Written problem:
Make an exact transcription of the material, leaving out all images.

Supplied data:
────────────────────
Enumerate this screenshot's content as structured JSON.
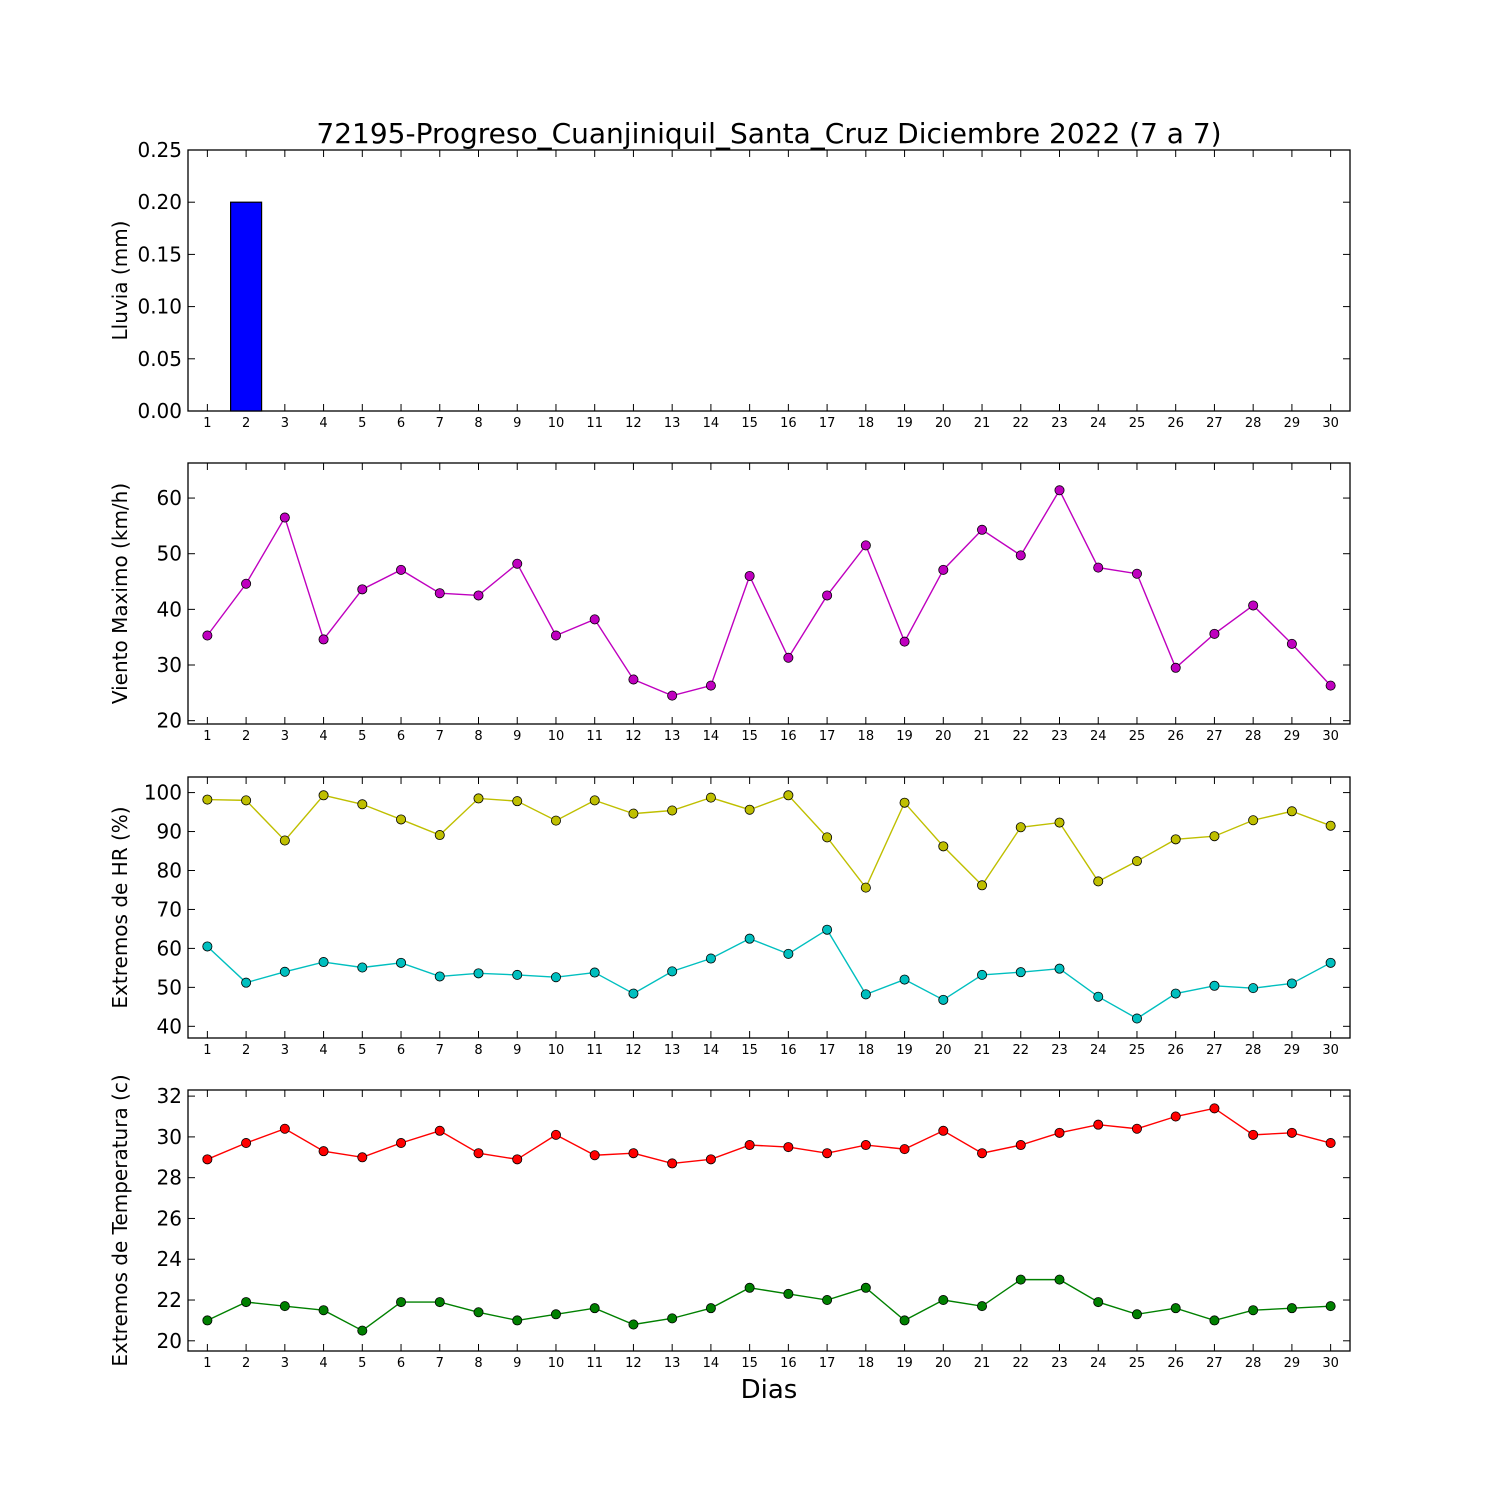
{
  "title": "72195-Progreso_Cuanjiniquil_Santa_Cruz Diciembre 2022  (7 a 7)",
  "xlabel": "Dias",
  "chart_data": [
    {
      "type": "bar",
      "ylabel": "Lluvia (mm)",
      "x": [
        1,
        2,
        3,
        4,
        5,
        6,
        7,
        8,
        9,
        10,
        11,
        12,
        13,
        14,
        15,
        16,
        17,
        18,
        19,
        20,
        21,
        22,
        23,
        24,
        25,
        26,
        27,
        28,
        29,
        30
      ],
      "xlim": [
        0.5,
        30.5
      ],
      "ylim": [
        0,
        0.25
      ],
      "yticks": [
        "0.00",
        "0.05",
        "0.10",
        "0.15",
        "0.20",
        "0.25"
      ],
      "series": [
        {
          "color": "#0000ff",
          "values": [
            0,
            0.2,
            0,
            0,
            0,
            0,
            0,
            0,
            0,
            0,
            0,
            0,
            0,
            0,
            0,
            0,
            0,
            0,
            0,
            0,
            0,
            0,
            0,
            0,
            0,
            0,
            0,
            0,
            0,
            0
          ]
        }
      ]
    },
    {
      "type": "line",
      "ylabel": "Viento Maximo (km/h)",
      "x": [
        1,
        2,
        3,
        4,
        5,
        6,
        7,
        8,
        9,
        10,
        11,
        12,
        13,
        14,
        15,
        16,
        17,
        18,
        19,
        20,
        21,
        22,
        23,
        24,
        25,
        26,
        27,
        28,
        29,
        30
      ],
      "xlim": [
        0.5,
        30.5
      ],
      "ylim": [
        19.4,
        66.3
      ],
      "yticks": [
        "20",
        "30",
        "40",
        "50",
        "60"
      ],
      "series": [
        {
          "color": "#bf00bf",
          "values": [
            35.3,
            44.6,
            56.5,
            34.6,
            43.6,
            47.1,
            42.9,
            42.5,
            48.2,
            35.3,
            38.2,
            27.4,
            24.5,
            26.3,
            46.0,
            31.3,
            42.5,
            51.5,
            34.2,
            47.1,
            54.3,
            49.7,
            61.4,
            47.5,
            46.4,
            29.5,
            35.6,
            40.7,
            33.8,
            26.3
          ]
        }
      ]
    },
    {
      "type": "line",
      "ylabel": "Extremos de HR (%)",
      "x": [
        1,
        2,
        3,
        4,
        5,
        6,
        7,
        8,
        9,
        10,
        11,
        12,
        13,
        14,
        15,
        16,
        17,
        18,
        19,
        20,
        21,
        22,
        23,
        24,
        25,
        26,
        27,
        28,
        29,
        30
      ],
      "xlim": [
        0.5,
        30.5
      ],
      "ylim": [
        37,
        104
      ],
      "yticks": [
        "40",
        "50",
        "60",
        "70",
        "80",
        "90",
        "100"
      ],
      "series": [
        {
          "color": "#bfbf00",
          "values": [
            98.2,
            98.0,
            87.7,
            99.3,
            97.0,
            93.1,
            89.1,
            98.5,
            97.8,
            92.8,
            98.0,
            94.6,
            95.4,
            98.7,
            95.6,
            99.3,
            88.5,
            75.6,
            97.4,
            86.2,
            76.2,
            91.1,
            92.3,
            77.2,
            82.4,
            88.0,
            88.8,
            92.9,
            95.2,
            91.5
          ]
        },
        {
          "color": "#00bfbf",
          "values": [
            60.5,
            51.2,
            54.0,
            56.5,
            55.1,
            56.3,
            52.8,
            53.6,
            53.2,
            52.6,
            53.8,
            48.4,
            54.1,
            57.4,
            62.5,
            58.6,
            64.8,
            48.2,
            52.0,
            46.8,
            53.2,
            53.9,
            54.8,
            47.6,
            42.0,
            48.4,
            50.4,
            49.8,
            51.0,
            56.3
          ]
        }
      ]
    },
    {
      "type": "line",
      "ylabel": "Extremos de Temperatura (c)",
      "x": [
        1,
        2,
        3,
        4,
        5,
        6,
        7,
        8,
        9,
        10,
        11,
        12,
        13,
        14,
        15,
        16,
        17,
        18,
        19,
        20,
        21,
        22,
        23,
        24,
        25,
        26,
        27,
        28,
        29,
        30
      ],
      "xlim": [
        0.5,
        30.5
      ],
      "ylim": [
        19.5,
        32.3
      ],
      "yticks": [
        "20",
        "22",
        "24",
        "26",
        "28",
        "30",
        "32"
      ],
      "series": [
        {
          "color": "#ff0000",
          "values": [
            28.9,
            29.7,
            30.4,
            29.3,
            29.0,
            29.7,
            30.3,
            29.2,
            28.9,
            30.1,
            29.1,
            29.2,
            28.7,
            28.9,
            29.6,
            29.5,
            29.2,
            29.6,
            29.4,
            30.3,
            29.2,
            29.6,
            30.2,
            30.6,
            30.4,
            31.0,
            31.4,
            30.1,
            30.2,
            29.7
          ]
        },
        {
          "color": "#008000",
          "values": [
            21.0,
            21.9,
            21.7,
            21.5,
            20.5,
            21.9,
            21.9,
            21.4,
            21.0,
            21.3,
            21.6,
            20.8,
            21.1,
            21.6,
            22.6,
            22.3,
            22.0,
            22.6,
            21.0,
            22.0,
            21.7,
            23.0,
            23.0,
            21.9,
            21.3,
            21.6,
            21.0,
            21.5,
            21.6,
            21.7
          ]
        }
      ]
    }
  ]
}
────────────────────
Task response:
Enumerate this screenshot's content as structured JSON.
{
  "title": "72195-Progreso_Cuanjiniquil_Santa_Cruz Diciembre 2022  (7 a 7)",
  "xlabel": "Dias",
  "chart_data": [
    {
      "type": "bar",
      "ylabel": "Lluvia (mm)",
      "x": [
        1,
        2,
        3,
        4,
        5,
        6,
        7,
        8,
        9,
        10,
        11,
        12,
        13,
        14,
        15,
        16,
        17,
        18,
        19,
        20,
        21,
        22,
        23,
        24,
        25,
        26,
        27,
        28,
        29,
        30
      ],
      "xlim": [
        0.5,
        30.5
      ],
      "ylim": [
        0,
        0.25
      ],
      "yticks": [
        "0.00",
        "0.05",
        "0.10",
        "0.15",
        "0.20",
        "0.25"
      ],
      "series": [
        {
          "color": "#0000ff",
          "values": [
            0,
            0.2,
            0,
            0,
            0,
            0,
            0,
            0,
            0,
            0,
            0,
            0,
            0,
            0,
            0,
            0,
            0,
            0,
            0,
            0,
            0,
            0,
            0,
            0,
            0,
            0,
            0,
            0,
            0,
            0
          ]
        }
      ]
    },
    {
      "type": "line",
      "ylabel": "Viento Maximo (km/h)",
      "x": [
        1,
        2,
        3,
        4,
        5,
        6,
        7,
        8,
        9,
        10,
        11,
        12,
        13,
        14,
        15,
        16,
        17,
        18,
        19,
        20,
        21,
        22,
        23,
        24,
        25,
        26,
        27,
        28,
        29,
        30
      ],
      "xlim": [
        0.5,
        30.5
      ],
      "ylim": [
        19.4,
        66.3
      ],
      "yticks": [
        "20",
        "30",
        "40",
        "50",
        "60"
      ],
      "series": [
        {
          "color": "#bf00bf",
          "values": [
            35.3,
            44.6,
            56.5,
            34.6,
            43.6,
            47.1,
            42.9,
            42.5,
            48.2,
            35.3,
            38.2,
            27.4,
            24.5,
            26.3,
            46.0,
            31.3,
            42.5,
            51.5,
            34.2,
            47.1,
            54.3,
            49.7,
            61.4,
            47.5,
            46.4,
            29.5,
            35.6,
            40.7,
            33.8,
            26.3
          ]
        }
      ]
    },
    {
      "type": "line",
      "ylabel": "Extremos de HR (%)",
      "x": [
        1,
        2,
        3,
        4,
        5,
        6,
        7,
        8,
        9,
        10,
        11,
        12,
        13,
        14,
        15,
        16,
        17,
        18,
        19,
        20,
        21,
        22,
        23,
        24,
        25,
        26,
        27,
        28,
        29,
        30
      ],
      "xlim": [
        0.5,
        30.5
      ],
      "ylim": [
        37,
        104
      ],
      "yticks": [
        "40",
        "50",
        "60",
        "70",
        "80",
        "90",
        "100"
      ],
      "series": [
        {
          "color": "#bfbf00",
          "values": [
            98.2,
            98.0,
            87.7,
            99.3,
            97.0,
            93.1,
            89.1,
            98.5,
            97.8,
            92.8,
            98.0,
            94.6,
            95.4,
            98.7,
            95.6,
            99.3,
            88.5,
            75.6,
            97.4,
            86.2,
            76.2,
            91.1,
            92.3,
            77.2,
            82.4,
            88.0,
            88.8,
            92.9,
            95.2,
            91.5
          ]
        },
        {
          "color": "#00bfbf",
          "values": [
            60.5,
            51.2,
            54.0,
            56.5,
            55.1,
            56.3,
            52.8,
            53.6,
            53.2,
            52.6,
            53.8,
            48.4,
            54.1,
            57.4,
            62.5,
            58.6,
            64.8,
            48.2,
            52.0,
            46.8,
            53.2,
            53.9,
            54.8,
            47.6,
            42.0,
            48.4,
            50.4,
            49.8,
            51.0,
            56.3
          ]
        }
      ]
    },
    {
      "type": "line",
      "ylabel": "Extremos de Temperatura (c)",
      "x": [
        1,
        2,
        3,
        4,
        5,
        6,
        7,
        8,
        9,
        10,
        11,
        12,
        13,
        14,
        15,
        16,
        17,
        18,
        19,
        20,
        21,
        22,
        23,
        24,
        25,
        26,
        27,
        28,
        29,
        30
      ],
      "xlim": [
        0.5,
        30.5
      ],
      "ylim": [
        19.5,
        32.3
      ],
      "yticks": [
        "20",
        "22",
        "24",
        "26",
        "28",
        "30",
        "32"
      ],
      "series": [
        {
          "color": "#ff0000",
          "values": [
            28.9,
            29.7,
            30.4,
            29.3,
            29.0,
            29.7,
            30.3,
            29.2,
            28.9,
            30.1,
            29.1,
            29.2,
            28.7,
            28.9,
            29.6,
            29.5,
            29.2,
            29.6,
            29.4,
            30.3,
            29.2,
            29.6,
            30.2,
            30.6,
            30.4,
            31.0,
            31.4,
            30.1,
            30.2,
            29.7
          ]
        },
        {
          "color": "#008000",
          "values": [
            21.0,
            21.9,
            21.7,
            21.5,
            20.5,
            21.9,
            21.9,
            21.4,
            21.0,
            21.3,
            21.6,
            20.8,
            21.1,
            21.6,
            22.6,
            22.3,
            22.0,
            22.6,
            21.0,
            22.0,
            21.7,
            23.0,
            23.0,
            21.9,
            21.3,
            21.6,
            21.0,
            21.5,
            21.6,
            21.7
          ]
        }
      ]
    }
  ]
}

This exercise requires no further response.